§ **SUPPLIED MATERIAL**:
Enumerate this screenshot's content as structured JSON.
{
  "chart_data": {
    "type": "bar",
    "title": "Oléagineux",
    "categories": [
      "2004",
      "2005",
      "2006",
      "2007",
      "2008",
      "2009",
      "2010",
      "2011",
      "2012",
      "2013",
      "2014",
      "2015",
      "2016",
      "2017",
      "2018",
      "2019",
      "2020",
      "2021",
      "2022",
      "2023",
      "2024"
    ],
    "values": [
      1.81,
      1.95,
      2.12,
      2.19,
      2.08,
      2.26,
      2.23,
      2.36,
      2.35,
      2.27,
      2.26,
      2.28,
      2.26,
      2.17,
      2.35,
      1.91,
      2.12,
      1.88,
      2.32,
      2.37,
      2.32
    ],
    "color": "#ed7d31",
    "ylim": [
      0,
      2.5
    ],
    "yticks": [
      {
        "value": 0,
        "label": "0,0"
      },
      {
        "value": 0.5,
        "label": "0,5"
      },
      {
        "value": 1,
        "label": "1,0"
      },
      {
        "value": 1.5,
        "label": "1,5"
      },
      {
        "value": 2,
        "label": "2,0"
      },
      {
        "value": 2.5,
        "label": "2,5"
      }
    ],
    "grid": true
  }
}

§ **EXERCISE REQUIREMENTS**: Exactly reproduce every line of the records.

§ **RESPONSE**:
Enumerate this screenshot's content as structured JSON.
{
  "chart_data": {
    "type": "bar",
    "title": "Oléagineux",
    "categories": [
      "2004",
      "2005",
      "2006",
      "2007",
      "2008",
      "2009",
      "2010",
      "2011",
      "2012",
      "2013",
      "2014",
      "2015",
      "2016",
      "2017",
      "2018",
      "2019",
      "2020",
      "2021",
      "2022",
      "2023",
      "2024"
    ],
    "values": [
      1.81,
      1.95,
      2.12,
      2.19,
      2.08,
      2.26,
      2.23,
      2.36,
      2.35,
      2.27,
      2.26,
      2.28,
      2.26,
      2.17,
      2.35,
      1.91,
      2.12,
      1.88,
      2.32,
      2.37,
      2.32
    ],
    "color": "#ed7d31",
    "ylim": [
      0,
      2.5
    ],
    "yticks": [
      {
        "value": 0,
        "label": "0,0"
      },
      {
        "value": 0.5,
        "label": "0,5"
      },
      {
        "value": 1,
        "label": "1,0"
      },
      {
        "value": 1.5,
        "label": "1,5"
      },
      {
        "value": 2,
        "label": "2,0"
      },
      {
        "value": 2.5,
        "label": "2,5"
      }
    ],
    "grid": true
  }
}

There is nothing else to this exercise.